Would you copy out the whole listing exactly as given?

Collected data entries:
■ ■ ■

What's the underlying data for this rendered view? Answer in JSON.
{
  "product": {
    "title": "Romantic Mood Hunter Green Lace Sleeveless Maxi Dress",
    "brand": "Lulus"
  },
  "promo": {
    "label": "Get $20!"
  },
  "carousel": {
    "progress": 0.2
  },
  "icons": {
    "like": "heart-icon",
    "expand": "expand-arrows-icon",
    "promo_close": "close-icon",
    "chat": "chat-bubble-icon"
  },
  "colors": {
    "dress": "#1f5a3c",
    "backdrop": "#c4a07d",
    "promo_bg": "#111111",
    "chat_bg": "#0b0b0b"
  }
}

■ ■ ■

### Answer below
What's the underlying data for this rendered view? Answer in JSON.
{
  "product": {
    "title": "Romantic Mood Hunter Green Lace Sleeveless Maxi Dress",
    "brand": "Lulus"
  },
  "promo": {
    "label": "Get $20!"
  },
  "carousel": {
    "progress": 0.2
  },
  "icons": {
    "like": "heart-icon",
    "expand": "expand-arrows-icon",
    "promo_close": "close-icon",
    "chat": "chat-bubble-icon"
  },
  "colors": {
    "dress": "#1f5a3c",
    "backdrop": "#c4a07d",
    "promo_bg": "#111111",
    "chat_bg": "#0b0b0b"
  }
}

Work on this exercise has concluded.